WHAT IS BEING ASKED
Return the material exactly as supplied, apart from the pictures, which are omitted.
— START OF RECORDS TO USE —
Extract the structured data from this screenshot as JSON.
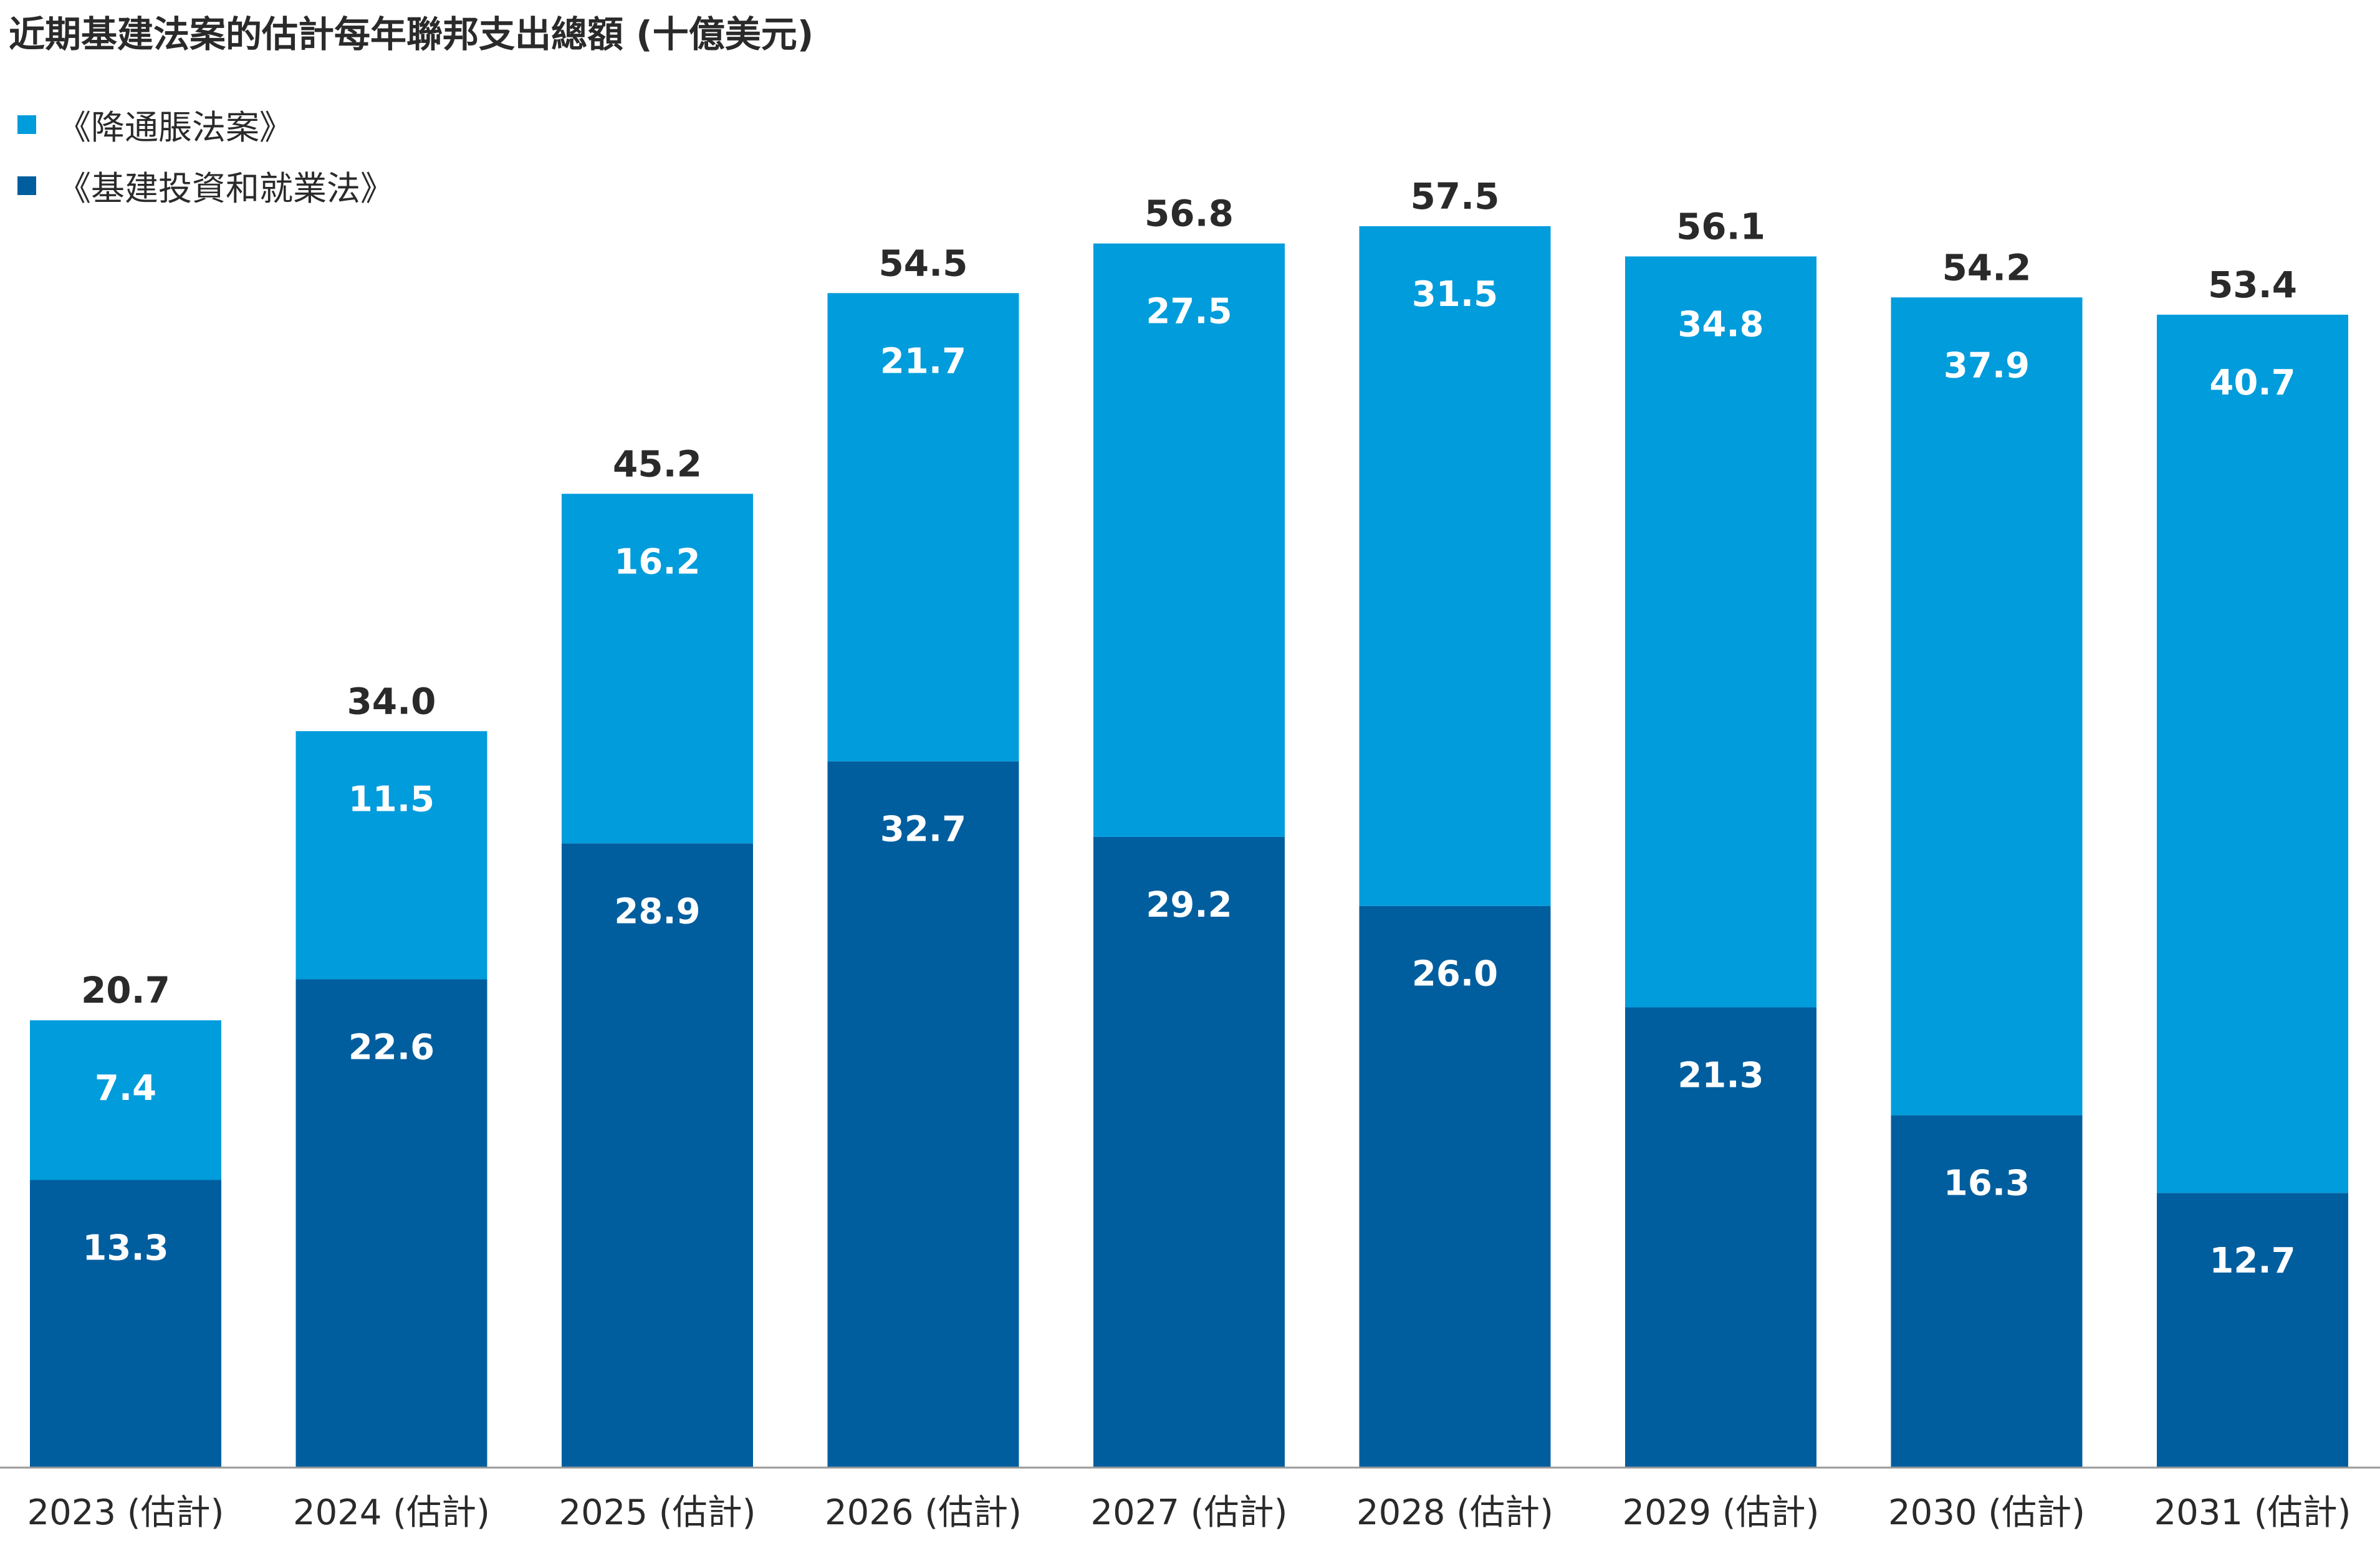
{
  "chart_data": {
    "type": "bar",
    "stacked": true,
    "title": "近期基建法案的估計每年聯邦支出總額 (十億美元)",
    "categories": [
      "2023 (估計)",
      "2024 (估計)",
      "2025 (估計)",
      "2026 (估計)",
      "2027 (估計)",
      "2028 (估計)",
      "2029 (估計)",
      "2030 (估計)",
      "2031 (估計)"
    ],
    "series": [
      {
        "name": "《基建投資和就業法》",
        "color": "#005e9e",
        "values": [
          13.3,
          22.6,
          28.9,
          32.7,
          29.2,
          26.0,
          21.3,
          16.3,
          12.7
        ]
      },
      {
        "name": "《降通脹法案》",
        "color": "#009cdc",
        "values": [
          7.4,
          11.5,
          16.2,
          21.7,
          27.5,
          31.5,
          34.8,
          37.9,
          40.7
        ]
      }
    ],
    "totals": [
      20.7,
      34.0,
      45.2,
      54.5,
      56.8,
      57.5,
      56.1,
      54.2,
      53.4
    ],
    "ylim": [
      0,
      57.5
    ],
    "grid": false,
    "legend_position": "top-left",
    "xlabel": "",
    "ylabel": ""
  }
}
— END OF RECORDS TO USE —
ANSWER FOR THE TASK
Extract the structured data from this screenshot as JSON.
{
  "chart_data": {
    "type": "bar",
    "stacked": true,
    "title": "近期基建法案的估計每年聯邦支出總額 (十億美元)",
    "categories": [
      "2023 (估計)",
      "2024 (估計)",
      "2025 (估計)",
      "2026 (估計)",
      "2027 (估計)",
      "2028 (估計)",
      "2029 (估計)",
      "2030 (估計)",
      "2031 (估計)"
    ],
    "series": [
      {
        "name": "《基建投資和就業法》",
        "color": "#005e9e",
        "values": [
          13.3,
          22.6,
          28.9,
          32.7,
          29.2,
          26.0,
          21.3,
          16.3,
          12.7
        ]
      },
      {
        "name": "《降通脹法案》",
        "color": "#009cdc",
        "values": [
          7.4,
          11.5,
          16.2,
          21.7,
          27.5,
          31.5,
          34.8,
          37.9,
          40.7
        ]
      }
    ],
    "totals": [
      20.7,
      34.0,
      45.2,
      54.5,
      56.8,
      57.5,
      56.1,
      54.2,
      53.4
    ],
    "ylim": [
      0,
      57.5
    ],
    "grid": false,
    "legend_position": "top-left",
    "xlabel": "",
    "ylabel": ""
  }
}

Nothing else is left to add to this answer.